> [SET PROBLEM] Check each line of the records below for the word "this" and copy those where it appears.

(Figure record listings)

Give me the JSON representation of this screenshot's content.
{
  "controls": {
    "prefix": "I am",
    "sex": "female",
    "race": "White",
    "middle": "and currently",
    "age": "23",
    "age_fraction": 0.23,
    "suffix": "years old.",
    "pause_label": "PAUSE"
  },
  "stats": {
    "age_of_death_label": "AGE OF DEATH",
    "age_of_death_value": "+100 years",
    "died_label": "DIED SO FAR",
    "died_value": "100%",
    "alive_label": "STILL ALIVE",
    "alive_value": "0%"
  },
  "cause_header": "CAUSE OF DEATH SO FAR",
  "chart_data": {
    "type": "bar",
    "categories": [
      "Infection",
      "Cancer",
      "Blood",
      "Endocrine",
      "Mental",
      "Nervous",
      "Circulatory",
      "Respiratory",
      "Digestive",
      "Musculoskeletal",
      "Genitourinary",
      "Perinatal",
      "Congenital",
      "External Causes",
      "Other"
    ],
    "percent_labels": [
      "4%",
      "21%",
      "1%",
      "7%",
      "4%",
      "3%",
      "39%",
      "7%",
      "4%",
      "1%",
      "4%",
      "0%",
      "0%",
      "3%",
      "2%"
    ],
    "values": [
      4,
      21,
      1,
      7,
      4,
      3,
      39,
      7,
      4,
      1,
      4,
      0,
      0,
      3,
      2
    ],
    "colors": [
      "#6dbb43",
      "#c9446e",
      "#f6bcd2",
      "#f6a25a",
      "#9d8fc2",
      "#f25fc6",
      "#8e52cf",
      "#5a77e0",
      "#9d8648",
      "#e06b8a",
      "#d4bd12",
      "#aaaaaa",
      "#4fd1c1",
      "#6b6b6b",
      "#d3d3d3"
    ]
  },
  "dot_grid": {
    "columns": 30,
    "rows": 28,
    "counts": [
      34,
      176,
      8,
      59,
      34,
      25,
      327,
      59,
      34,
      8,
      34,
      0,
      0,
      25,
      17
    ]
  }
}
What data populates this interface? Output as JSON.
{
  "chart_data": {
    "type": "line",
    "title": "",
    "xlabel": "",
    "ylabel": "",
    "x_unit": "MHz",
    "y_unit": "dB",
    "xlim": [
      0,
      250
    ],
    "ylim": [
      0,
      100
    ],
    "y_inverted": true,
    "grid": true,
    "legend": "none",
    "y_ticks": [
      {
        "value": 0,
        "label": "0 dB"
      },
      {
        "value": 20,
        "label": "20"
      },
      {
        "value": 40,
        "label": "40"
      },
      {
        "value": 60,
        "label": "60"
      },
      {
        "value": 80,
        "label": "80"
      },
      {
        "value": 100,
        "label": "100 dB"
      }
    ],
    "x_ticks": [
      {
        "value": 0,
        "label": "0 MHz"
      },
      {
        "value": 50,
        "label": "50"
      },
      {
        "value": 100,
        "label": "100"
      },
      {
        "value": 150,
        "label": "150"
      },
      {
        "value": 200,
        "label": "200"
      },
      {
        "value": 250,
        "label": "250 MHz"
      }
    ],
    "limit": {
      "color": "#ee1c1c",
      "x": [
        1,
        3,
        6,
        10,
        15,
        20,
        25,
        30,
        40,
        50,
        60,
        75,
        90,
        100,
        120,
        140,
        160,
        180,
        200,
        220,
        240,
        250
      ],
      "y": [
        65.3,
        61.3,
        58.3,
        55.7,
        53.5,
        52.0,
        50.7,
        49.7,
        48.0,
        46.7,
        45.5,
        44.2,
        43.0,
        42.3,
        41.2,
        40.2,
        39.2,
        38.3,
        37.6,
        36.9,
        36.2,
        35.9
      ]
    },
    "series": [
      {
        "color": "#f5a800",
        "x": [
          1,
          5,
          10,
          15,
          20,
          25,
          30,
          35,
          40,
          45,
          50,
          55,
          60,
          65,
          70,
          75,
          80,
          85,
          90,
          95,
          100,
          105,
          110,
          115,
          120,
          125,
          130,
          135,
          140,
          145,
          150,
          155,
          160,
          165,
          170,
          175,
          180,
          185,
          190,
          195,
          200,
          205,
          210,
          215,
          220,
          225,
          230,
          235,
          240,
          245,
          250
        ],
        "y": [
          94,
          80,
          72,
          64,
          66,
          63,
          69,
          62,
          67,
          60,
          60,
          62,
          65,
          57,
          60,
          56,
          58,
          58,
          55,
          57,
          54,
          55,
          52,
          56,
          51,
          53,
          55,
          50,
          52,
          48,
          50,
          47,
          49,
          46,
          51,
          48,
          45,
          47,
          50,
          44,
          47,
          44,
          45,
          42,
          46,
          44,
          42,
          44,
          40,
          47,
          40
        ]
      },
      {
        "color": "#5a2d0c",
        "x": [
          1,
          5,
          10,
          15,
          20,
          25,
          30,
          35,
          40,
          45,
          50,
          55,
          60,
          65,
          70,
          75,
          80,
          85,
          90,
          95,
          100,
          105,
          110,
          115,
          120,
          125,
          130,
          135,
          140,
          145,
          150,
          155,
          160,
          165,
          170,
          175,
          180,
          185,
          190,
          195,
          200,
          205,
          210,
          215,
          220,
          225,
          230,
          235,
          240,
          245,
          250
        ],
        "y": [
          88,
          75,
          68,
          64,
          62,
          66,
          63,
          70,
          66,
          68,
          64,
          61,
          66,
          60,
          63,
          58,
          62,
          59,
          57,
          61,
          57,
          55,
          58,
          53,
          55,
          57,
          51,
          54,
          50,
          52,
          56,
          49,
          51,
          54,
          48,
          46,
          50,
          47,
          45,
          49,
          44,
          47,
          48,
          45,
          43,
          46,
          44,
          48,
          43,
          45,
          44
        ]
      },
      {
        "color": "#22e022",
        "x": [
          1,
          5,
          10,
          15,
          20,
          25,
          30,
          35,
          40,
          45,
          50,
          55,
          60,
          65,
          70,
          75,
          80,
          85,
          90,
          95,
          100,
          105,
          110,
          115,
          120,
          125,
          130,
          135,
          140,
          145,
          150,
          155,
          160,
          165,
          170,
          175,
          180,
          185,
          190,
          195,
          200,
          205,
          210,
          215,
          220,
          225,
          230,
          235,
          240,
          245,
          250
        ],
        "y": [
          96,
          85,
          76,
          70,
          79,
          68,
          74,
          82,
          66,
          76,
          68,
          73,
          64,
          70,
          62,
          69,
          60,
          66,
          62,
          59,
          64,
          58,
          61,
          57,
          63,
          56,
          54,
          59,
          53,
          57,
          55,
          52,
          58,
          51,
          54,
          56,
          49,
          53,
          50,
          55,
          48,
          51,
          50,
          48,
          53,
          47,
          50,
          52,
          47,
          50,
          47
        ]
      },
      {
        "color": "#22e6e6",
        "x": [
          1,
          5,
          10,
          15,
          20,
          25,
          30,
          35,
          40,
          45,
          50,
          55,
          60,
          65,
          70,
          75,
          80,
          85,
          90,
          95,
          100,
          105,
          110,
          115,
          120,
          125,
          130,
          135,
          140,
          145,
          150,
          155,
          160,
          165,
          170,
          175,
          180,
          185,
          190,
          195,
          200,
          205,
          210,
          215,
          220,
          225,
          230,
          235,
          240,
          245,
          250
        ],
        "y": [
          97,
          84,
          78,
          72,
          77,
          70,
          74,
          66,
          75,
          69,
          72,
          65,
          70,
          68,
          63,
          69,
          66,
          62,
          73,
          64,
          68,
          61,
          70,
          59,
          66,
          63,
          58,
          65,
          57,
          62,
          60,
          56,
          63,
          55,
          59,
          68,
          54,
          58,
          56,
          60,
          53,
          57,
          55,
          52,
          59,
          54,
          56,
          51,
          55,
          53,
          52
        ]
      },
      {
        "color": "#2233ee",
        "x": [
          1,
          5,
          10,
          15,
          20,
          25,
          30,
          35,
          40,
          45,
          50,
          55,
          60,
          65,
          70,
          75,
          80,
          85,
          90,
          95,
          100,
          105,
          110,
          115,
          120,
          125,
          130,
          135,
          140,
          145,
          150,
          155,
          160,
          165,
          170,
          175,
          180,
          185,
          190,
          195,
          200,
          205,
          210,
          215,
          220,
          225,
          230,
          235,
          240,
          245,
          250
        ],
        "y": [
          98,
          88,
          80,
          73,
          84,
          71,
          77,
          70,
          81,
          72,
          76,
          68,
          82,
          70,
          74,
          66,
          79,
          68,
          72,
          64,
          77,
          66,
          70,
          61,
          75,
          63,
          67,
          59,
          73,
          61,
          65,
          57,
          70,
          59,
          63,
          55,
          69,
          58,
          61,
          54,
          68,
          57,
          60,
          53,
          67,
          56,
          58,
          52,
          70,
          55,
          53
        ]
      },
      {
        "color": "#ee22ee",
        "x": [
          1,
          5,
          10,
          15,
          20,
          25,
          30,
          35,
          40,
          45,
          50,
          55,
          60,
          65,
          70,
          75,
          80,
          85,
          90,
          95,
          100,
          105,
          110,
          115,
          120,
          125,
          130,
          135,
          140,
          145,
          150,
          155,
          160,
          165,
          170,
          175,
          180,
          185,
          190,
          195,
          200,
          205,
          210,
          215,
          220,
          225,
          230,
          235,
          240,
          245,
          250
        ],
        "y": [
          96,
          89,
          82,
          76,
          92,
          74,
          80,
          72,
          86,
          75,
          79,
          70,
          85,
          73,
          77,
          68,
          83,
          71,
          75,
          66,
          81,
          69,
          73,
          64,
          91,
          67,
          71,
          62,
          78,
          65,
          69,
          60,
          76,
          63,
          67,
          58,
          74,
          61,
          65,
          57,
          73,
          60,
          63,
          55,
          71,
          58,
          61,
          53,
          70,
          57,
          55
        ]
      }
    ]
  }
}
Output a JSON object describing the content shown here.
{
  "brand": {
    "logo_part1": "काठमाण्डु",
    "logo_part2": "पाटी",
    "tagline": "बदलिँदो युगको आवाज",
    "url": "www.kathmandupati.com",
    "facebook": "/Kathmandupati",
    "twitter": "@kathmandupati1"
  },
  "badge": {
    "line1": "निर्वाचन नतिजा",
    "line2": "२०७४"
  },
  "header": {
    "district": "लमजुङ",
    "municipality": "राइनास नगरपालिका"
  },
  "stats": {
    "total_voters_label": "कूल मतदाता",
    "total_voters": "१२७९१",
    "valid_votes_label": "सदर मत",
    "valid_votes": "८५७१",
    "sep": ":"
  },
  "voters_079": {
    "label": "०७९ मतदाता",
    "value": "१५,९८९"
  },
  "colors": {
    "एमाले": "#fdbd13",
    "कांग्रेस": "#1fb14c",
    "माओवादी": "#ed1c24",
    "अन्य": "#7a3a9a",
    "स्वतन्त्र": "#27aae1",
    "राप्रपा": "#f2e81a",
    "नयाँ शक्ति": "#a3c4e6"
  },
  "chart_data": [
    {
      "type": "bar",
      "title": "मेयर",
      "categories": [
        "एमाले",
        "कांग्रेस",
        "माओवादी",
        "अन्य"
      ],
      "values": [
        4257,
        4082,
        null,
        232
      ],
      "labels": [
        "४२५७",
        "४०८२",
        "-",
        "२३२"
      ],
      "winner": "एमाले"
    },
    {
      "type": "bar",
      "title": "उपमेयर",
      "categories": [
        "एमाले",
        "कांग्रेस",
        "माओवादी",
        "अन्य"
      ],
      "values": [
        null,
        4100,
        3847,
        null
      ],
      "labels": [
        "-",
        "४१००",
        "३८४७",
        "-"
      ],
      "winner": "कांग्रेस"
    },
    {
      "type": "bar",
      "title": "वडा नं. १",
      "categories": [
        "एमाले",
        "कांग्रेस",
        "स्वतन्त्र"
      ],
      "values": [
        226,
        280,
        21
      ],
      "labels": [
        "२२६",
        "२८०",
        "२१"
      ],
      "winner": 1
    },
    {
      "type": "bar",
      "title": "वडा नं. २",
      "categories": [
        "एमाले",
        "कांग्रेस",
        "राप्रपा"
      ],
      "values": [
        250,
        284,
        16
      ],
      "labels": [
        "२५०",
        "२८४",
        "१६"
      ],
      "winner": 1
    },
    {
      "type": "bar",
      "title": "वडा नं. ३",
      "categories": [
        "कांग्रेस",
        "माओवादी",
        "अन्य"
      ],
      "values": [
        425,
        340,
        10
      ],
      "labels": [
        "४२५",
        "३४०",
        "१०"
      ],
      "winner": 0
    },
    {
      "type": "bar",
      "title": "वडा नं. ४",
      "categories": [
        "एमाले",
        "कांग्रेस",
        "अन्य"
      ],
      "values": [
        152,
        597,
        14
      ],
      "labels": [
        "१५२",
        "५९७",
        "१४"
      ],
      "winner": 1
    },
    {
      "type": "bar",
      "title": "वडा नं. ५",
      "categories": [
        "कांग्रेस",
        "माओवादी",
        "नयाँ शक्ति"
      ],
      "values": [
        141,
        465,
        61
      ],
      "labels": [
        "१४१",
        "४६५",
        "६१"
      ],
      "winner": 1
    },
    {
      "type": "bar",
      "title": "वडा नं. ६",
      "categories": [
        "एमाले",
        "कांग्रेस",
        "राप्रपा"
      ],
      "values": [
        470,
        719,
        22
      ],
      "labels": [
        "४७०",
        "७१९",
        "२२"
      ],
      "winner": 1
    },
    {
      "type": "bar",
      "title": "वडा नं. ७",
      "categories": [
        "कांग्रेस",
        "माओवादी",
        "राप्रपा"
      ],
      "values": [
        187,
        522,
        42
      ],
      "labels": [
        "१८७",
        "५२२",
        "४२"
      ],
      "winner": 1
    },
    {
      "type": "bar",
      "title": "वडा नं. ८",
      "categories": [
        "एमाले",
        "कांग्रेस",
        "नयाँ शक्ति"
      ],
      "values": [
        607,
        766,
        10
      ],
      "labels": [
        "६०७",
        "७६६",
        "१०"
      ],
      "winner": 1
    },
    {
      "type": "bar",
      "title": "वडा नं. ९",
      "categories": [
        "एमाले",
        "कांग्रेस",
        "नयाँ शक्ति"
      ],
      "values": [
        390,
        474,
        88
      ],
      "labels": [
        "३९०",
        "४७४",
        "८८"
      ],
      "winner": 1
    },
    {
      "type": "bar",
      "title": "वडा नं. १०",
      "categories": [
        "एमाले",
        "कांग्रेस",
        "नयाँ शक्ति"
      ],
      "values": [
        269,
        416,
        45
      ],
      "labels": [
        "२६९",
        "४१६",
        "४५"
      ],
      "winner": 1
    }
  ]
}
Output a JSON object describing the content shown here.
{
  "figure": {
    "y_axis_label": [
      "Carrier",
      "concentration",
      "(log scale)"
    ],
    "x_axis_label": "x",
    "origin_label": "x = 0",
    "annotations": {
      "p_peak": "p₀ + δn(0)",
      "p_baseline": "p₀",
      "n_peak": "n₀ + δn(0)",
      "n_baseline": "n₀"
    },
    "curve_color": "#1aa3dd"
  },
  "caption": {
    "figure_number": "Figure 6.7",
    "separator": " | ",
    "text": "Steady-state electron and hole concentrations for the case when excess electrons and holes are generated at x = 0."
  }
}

> [SOLUTION]
Give me the JSON representation of this screenshot's content.
What data populates this interface? Output as JSON.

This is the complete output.